Task details »
Repeat each entry as written and leave the images out of the copy.

═══ Provided data

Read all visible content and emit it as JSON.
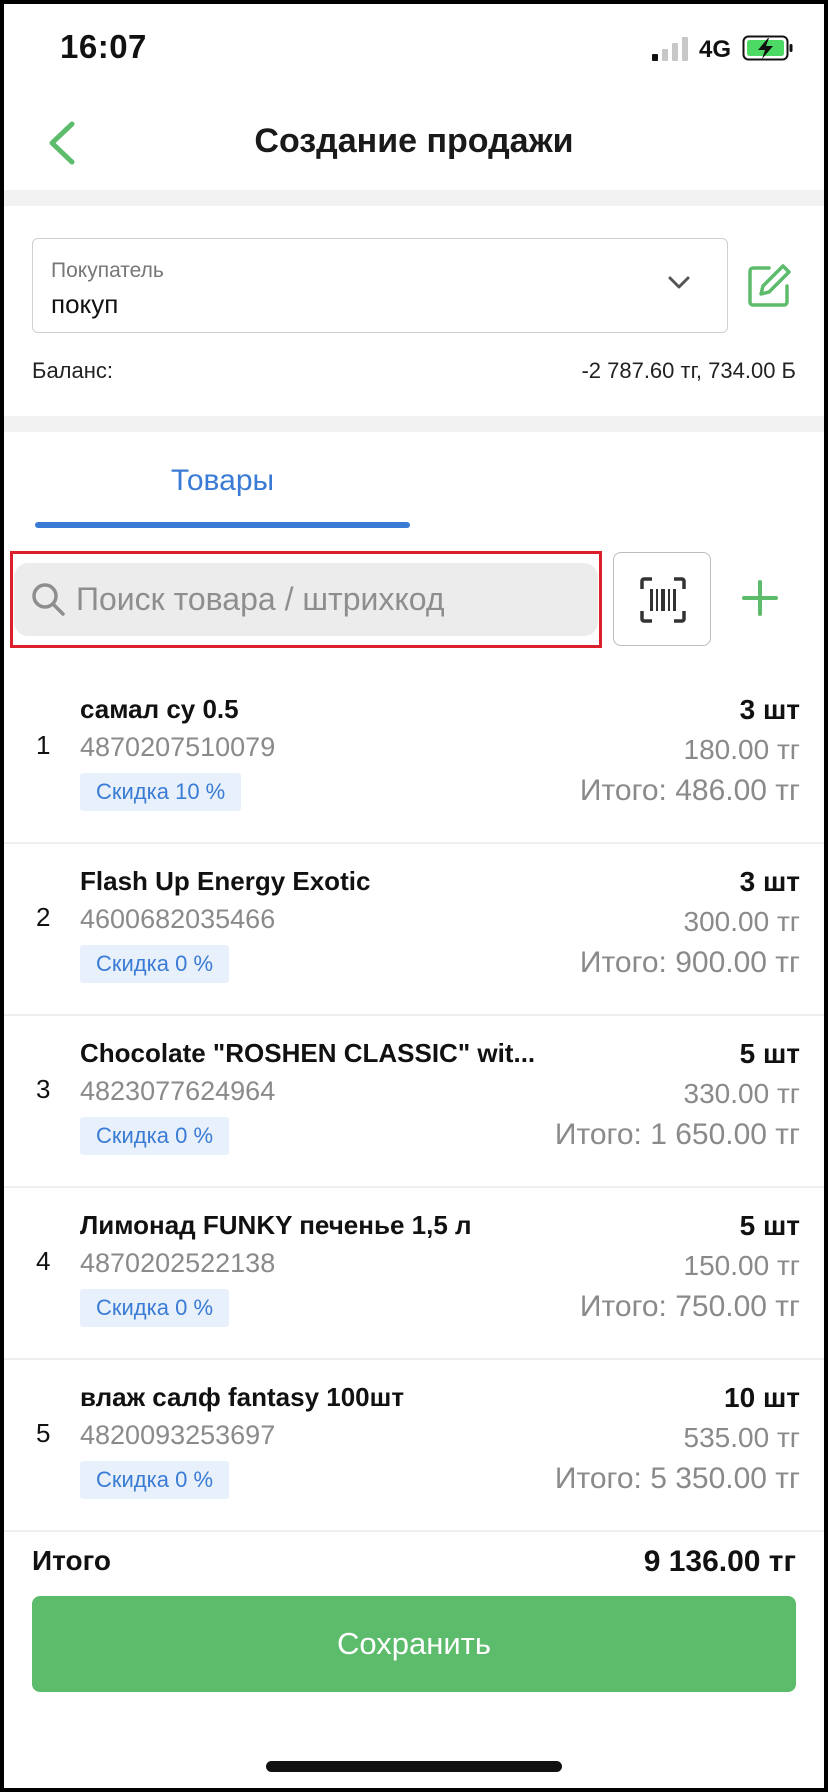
{
  "status_bar": {
    "time": "16:07",
    "network": "4G",
    "icons": [
      "signal-icon",
      "battery-charging-icon"
    ]
  },
  "header": {
    "title": "Создание продажи",
    "back_icon": "chevron-left-icon"
  },
  "customer": {
    "label": "Покупатель",
    "value": "покуп",
    "dropdown_icon": "chevron-down-icon",
    "edit_icon": "edit-icon"
  },
  "balance": {
    "label": "Баланс:",
    "value": "-2 787.60 тг, 734.00 Б"
  },
  "tabs": [
    {
      "label": "Товары",
      "active": true
    }
  ],
  "search": {
    "placeholder": "Поиск товара / штрихкод",
    "value": "",
    "scan_icon": "barcode-scan-icon",
    "add_icon": "plus-icon"
  },
  "items": [
    {
      "num": "1",
      "name": "самал су 0.5",
      "code": "4870207510079",
      "discount": "Скидка 10 %",
      "qty": "3 шт",
      "price": "180.00 тг",
      "total": "Итого: 486.00 тг"
    },
    {
      "num": "2",
      "name": "Flash Up Energy Exotic",
      "code": "4600682035466",
      "discount": "Скидка 0 %",
      "qty": "3 шт",
      "price": "300.00 тг",
      "total": "Итого: 900.00 тг"
    },
    {
      "num": "3",
      "name": "Chocolate \"ROSHEN CLASSIC\" wit...",
      "code": "4823077624964",
      "discount": "Скидка 0 %",
      "qty": "5 шт",
      "price": "330.00 тг",
      "total": "Итого: 1 650.00 тг"
    },
    {
      "num": "4",
      "name": "Лимонад FUNKY печенье 1,5 л",
      "code": "4870202522138",
      "discount": "Скидка 0 %",
      "qty": "5 шт",
      "price": "150.00 тг",
      "total": "Итого: 750.00 тг"
    },
    {
      "num": "5",
      "name": "влаж салф fantasy 100шт",
      "code": "4820093253697",
      "discount": "Скидка 0 %",
      "qty": "10 шт",
      "price": "535.00 тг",
      "total": "Итого: 5 350.00 тг"
    }
  ],
  "summary": {
    "label": "Итого",
    "value": "9 136.00 тг"
  },
  "save_button": {
    "label": "Сохранить"
  },
  "colors": {
    "accent_green": "#5cbc6c",
    "accent_blue": "#3a7bd5",
    "highlight_red": "#d9202b",
    "discount_bg": "#e7f0fb"
  }
}
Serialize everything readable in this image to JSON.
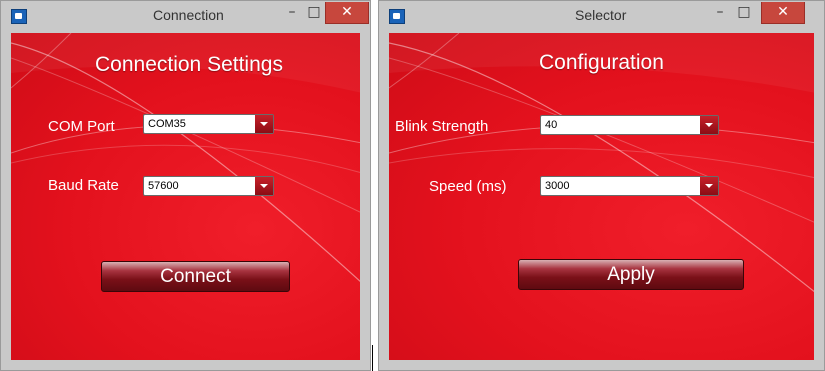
{
  "windows": {
    "connection": {
      "title": "Connection",
      "minimize": "–",
      "maximize": "□",
      "close": "✕",
      "heading": "Connection Settings",
      "com_port": {
        "label": "COM Port",
        "value": "COM35"
      },
      "baud_rate": {
        "label": "Baud Rate",
        "value": "57600"
      },
      "button": "Connect"
    },
    "selector": {
      "title": "Selector",
      "minimize": "–",
      "maximize": "□",
      "close": "✕",
      "heading": "Configuration",
      "blink_strength": {
        "label": "Blink Strength",
        "value": "40"
      },
      "speed": {
        "label": "Speed (ms)",
        "value": "3000"
      },
      "button": "Apply"
    }
  },
  "colors": {
    "client_red": "#e3111d",
    "close_red": "#c7473d",
    "button_dark": "#7a1018"
  }
}
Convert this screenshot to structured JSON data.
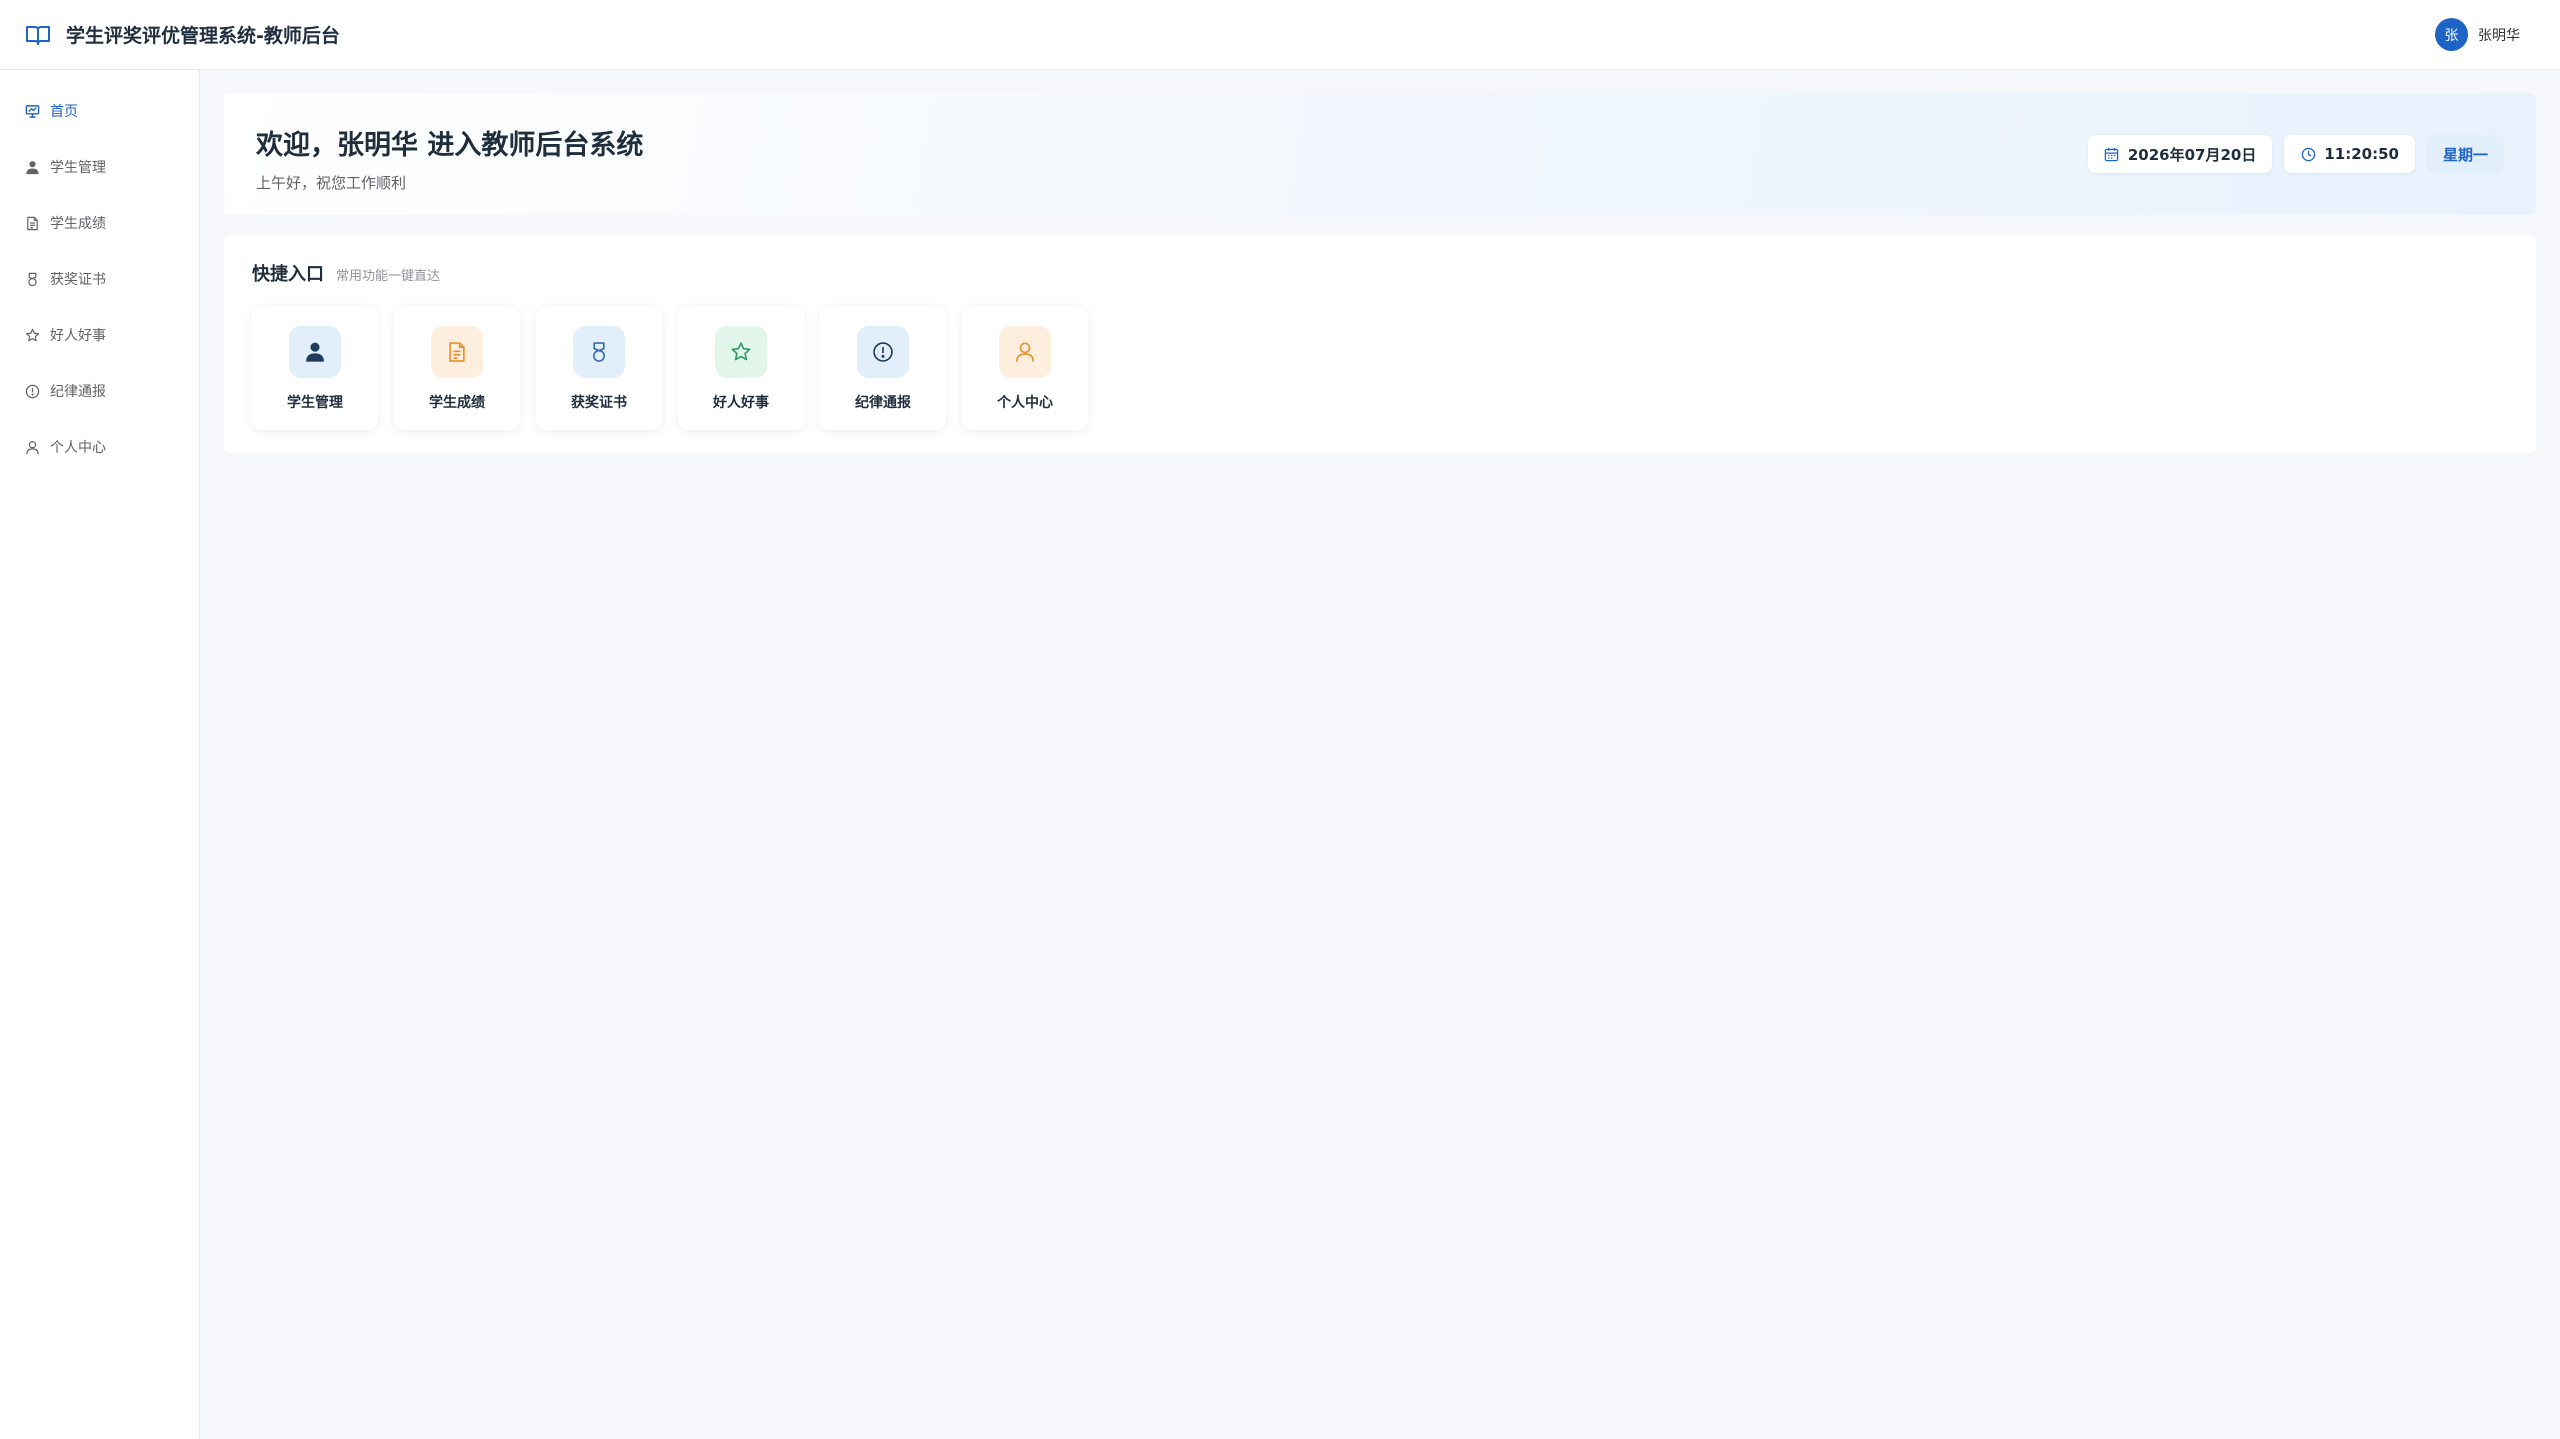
{
  "header": {
    "title": "学生评奖评优管理系统-教师后台",
    "logo_icon": "open-book-icon",
    "user": {
      "avatar_text": "张",
      "name": "张明华"
    }
  },
  "sidebar": {
    "items": [
      {
        "label": "首页",
        "icon": "dashboard-icon",
        "active": true
      },
      {
        "label": "学生管理",
        "icon": "user-filled-icon"
      },
      {
        "label": "学生成绩",
        "icon": "document-icon"
      },
      {
        "label": "获奖证书",
        "icon": "medal-icon"
      },
      {
        "label": "好人好事",
        "icon": "star-icon"
      },
      {
        "label": "纪律通报",
        "icon": "warning-icon"
      },
      {
        "label": "个人中心",
        "icon": "user-outline-icon"
      }
    ]
  },
  "welcome": {
    "title": "欢迎，张明华 进入教师后台系统",
    "subtitle": "上午好，祝您工作顺利",
    "date": "2026年07月20日",
    "time": "11:20:50",
    "weekday": "星期一"
  },
  "quick": {
    "title": "快捷入口",
    "subtitle": "常用功能一键直达",
    "items": [
      {
        "label": "学生管理",
        "icon": "user-filled-icon",
        "bg": "#e3eefb",
        "color": "#1f3a5f"
      },
      {
        "label": "学生成绩",
        "icon": "document-icon",
        "bg": "#fdeedd",
        "color": "#e6922f"
      },
      {
        "label": "获奖证书",
        "icon": "medal-icon",
        "bg": "#e3eefb",
        "color": "#3a6fb0"
      },
      {
        "label": "好人好事",
        "icon": "star-icon",
        "bg": "#e3f6ec",
        "color": "#2f9b62"
      },
      {
        "label": "纪律通报",
        "icon": "warning-icon",
        "bg": "#e3eefb",
        "color": "#1f3a5f"
      },
      {
        "label": "个人中心",
        "icon": "user-outline-icon",
        "bg": "#fdeedd",
        "color": "#e6922f"
      }
    ]
  },
  "colors": {
    "primary": "#1e63c6",
    "text": "#1f2d3d",
    "muted": "#606266",
    "background": "#f5f7fa"
  }
}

══════

Written response »
Read all visible content and emit it as JSON.
{
  "status_bar": {
    "time": "16:07",
    "network": "4G",
    "icons": [
      "signal-icon",
      "battery-charging-icon"
    ]
  },
  "header": {
    "title": "Создание продажи",
    "back_icon": "chevron-left-icon"
  },
  "customer": {
    "label": "Покупатель",
    "value": "покуп",
    "dropdown_icon": "chevron-down-icon",
    "edit_icon": "edit-icon"
  },
  "balance": {
    "label": "Баланс:",
    "value": "-2 787.60 тг, 734.00 Б"
  },
  "tabs": [
    {
      "label": "Товары",
      "active": true
    }
  ],
  "search": {
    "placeholder": "Поиск товара / штрихкод",
    "value": "",
    "scan_icon": "barcode-scan-icon",
    "add_icon": "plus-icon"
  },
  "items": [
    {
      "num": "1",
      "name": "самал су 0.5",
      "code": "4870207510079",
      "discount": "Скидка 10 %",
      "qty": "3 шт",
      "price": "180.00 тг",
      "total": "Итого: 486.00 тг"
    },
    {
      "num": "2",
      "name": "Flash Up Energy Exotic",
      "code": "4600682035466",
      "discount": "Скидка 0 %",
      "qty": "3 шт",
      "price": "300.00 тг",
      "total": "Итого: 900.00 тг"
    },
    {
      "num": "3",
      "name": "Chocolate \"ROSHEN CLASSIC\" wit...",
      "code": "4823077624964",
      "discount": "Скидка 0 %",
      "qty": "5 шт",
      "price": "330.00 тг",
      "total": "Итого: 1 650.00 тг"
    },
    {
      "num": "4",
      "name": "Лимонад FUNKY печенье 1,5 л",
      "code": "4870202522138",
      "discount": "Скидка 0 %",
      "qty": "5 шт",
      "price": "150.00 тг",
      "total": "Итого: 750.00 тг"
    },
    {
      "num": "5",
      "name": "влаж салф fantasy 100шт",
      "code": "4820093253697",
      "discount": "Скидка 0 %",
      "qty": "10 шт",
      "price": "535.00 тг",
      "total": "Итого: 5 350.00 тг"
    }
  ],
  "summary": {
    "label": "Итого",
    "value": "9 136.00 тг"
  },
  "save_button": {
    "label": "Сохранить"
  },
  "colors": {
    "accent_green": "#5cbc6c",
    "accent_blue": "#3a7bd5",
    "highlight_red": "#d9202b",
    "discount_bg": "#e7f0fb"
  }
}
Serialize everything readable in this image to JSON.
{
  "windows": {
    "connection": {
      "title": "Connection",
      "minimize": "–",
      "maximize": "□",
      "close": "✕",
      "heading": "Connection Settings",
      "com_port": {
        "label": "COM Port",
        "value": "COM35"
      },
      "baud_rate": {
        "label": "Baud Rate",
        "value": "57600"
      },
      "button": "Connect"
    },
    "selector": {
      "title": "Selector",
      "minimize": "–",
      "maximize": "□",
      "close": "✕",
      "heading": "Configuration",
      "blink_strength": {
        "label": "Blink Strength",
        "value": "40"
      },
      "speed": {
        "label": "Speed (ms)",
        "value": "3000"
      },
      "button": "Apply"
    }
  },
  "colors": {
    "client_red": "#e3111d",
    "close_red": "#c7473d",
    "button_dark": "#7a1018"
  }
}
Convert this screenshot to structured JSON data.
{
  "header": {
    "title": "学生评奖评优管理系统-教师后台",
    "logo_icon": "open-book-icon",
    "user": {
      "avatar_text": "张",
      "name": "张明华"
    }
  },
  "sidebar": {
    "items": [
      {
        "label": "首页",
        "icon": "dashboard-icon",
        "active": true
      },
      {
        "label": "学生管理",
        "icon": "user-filled-icon"
      },
      {
        "label": "学生成绩",
        "icon": "document-icon"
      },
      {
        "label": "获奖证书",
        "icon": "medal-icon"
      },
      {
        "label": "好人好事",
        "icon": "star-icon"
      },
      {
        "label": "纪律通报",
        "icon": "warning-icon"
      },
      {
        "label": "个人中心",
        "icon": "user-outline-icon"
      }
    ]
  },
  "welcome": {
    "title": "欢迎，张明华 进入教师后台系统",
    "subtitle": "上午好，祝您工作顺利",
    "date": "2026年07月20日",
    "time": "11:20:50",
    "weekday": "星期一"
  },
  "quick": {
    "title": "快捷入口",
    "subtitle": "常用功能一键直达",
    "items": [
      {
        "label": "学生管理",
        "icon": "user-filled-icon",
        "bg": "#e3eefb",
        "color": "#1f3a5f"
      },
      {
        "label": "学生成绩",
        "icon": "document-icon",
        "bg": "#fdeedd",
        "color": "#e6922f"
      },
      {
        "label": "获奖证书",
        "icon": "medal-icon",
        "bg": "#e3eefb",
        "color": "#3a6fb0"
      },
      {
        "label": "好人好事",
        "icon": "star-icon",
        "bg": "#e3f6ec",
        "color": "#2f9b62"
      },
      {
        "label": "纪律通报",
        "icon": "warning-icon",
        "bg": "#e3eefb",
        "color": "#1f3a5f"
      },
      {
        "label": "个人中心",
        "icon": "user-outline-icon",
        "bg": "#fdeedd",
        "color": "#e6922f"
      }
    ]
  },
  "colors": {
    "primary": "#1e63c6",
    "text": "#1f2d3d",
    "muted": "#606266",
    "background": "#f5f7fa"
  }
}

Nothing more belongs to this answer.